EXERCISE TASK: Give only the number of lines in the listing below where the string "name" occurs.

EXTRACTED RECORDS:
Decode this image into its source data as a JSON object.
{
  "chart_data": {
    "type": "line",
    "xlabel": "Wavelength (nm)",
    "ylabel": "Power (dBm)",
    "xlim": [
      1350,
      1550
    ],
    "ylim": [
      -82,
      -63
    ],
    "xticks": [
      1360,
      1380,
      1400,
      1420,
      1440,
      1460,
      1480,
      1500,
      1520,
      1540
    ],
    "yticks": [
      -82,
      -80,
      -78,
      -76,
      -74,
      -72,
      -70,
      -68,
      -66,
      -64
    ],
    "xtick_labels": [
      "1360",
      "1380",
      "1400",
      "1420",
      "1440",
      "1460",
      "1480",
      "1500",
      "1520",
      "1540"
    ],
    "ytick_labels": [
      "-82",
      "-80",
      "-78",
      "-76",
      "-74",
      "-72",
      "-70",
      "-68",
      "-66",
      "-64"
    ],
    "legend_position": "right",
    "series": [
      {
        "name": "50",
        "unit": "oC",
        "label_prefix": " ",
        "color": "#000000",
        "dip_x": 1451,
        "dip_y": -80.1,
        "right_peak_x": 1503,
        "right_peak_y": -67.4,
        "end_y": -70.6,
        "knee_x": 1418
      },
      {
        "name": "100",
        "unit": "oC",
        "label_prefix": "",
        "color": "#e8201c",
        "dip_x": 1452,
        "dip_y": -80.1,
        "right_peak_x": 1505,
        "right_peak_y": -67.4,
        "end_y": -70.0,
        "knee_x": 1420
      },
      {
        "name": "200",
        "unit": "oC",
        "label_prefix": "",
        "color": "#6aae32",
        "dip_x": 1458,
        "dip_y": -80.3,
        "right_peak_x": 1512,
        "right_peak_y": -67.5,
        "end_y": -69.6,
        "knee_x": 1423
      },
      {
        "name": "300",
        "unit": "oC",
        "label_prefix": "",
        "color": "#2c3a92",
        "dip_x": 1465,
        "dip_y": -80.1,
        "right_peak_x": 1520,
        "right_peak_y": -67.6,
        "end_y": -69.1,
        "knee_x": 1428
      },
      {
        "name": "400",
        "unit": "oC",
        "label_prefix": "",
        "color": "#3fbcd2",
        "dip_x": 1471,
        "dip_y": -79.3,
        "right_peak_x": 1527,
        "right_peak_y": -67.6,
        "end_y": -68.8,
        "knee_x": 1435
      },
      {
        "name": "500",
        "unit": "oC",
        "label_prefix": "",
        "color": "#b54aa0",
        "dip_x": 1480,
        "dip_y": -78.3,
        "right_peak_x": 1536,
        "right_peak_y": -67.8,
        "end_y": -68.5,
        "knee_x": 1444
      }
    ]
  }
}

CORRECT ANSWER: 6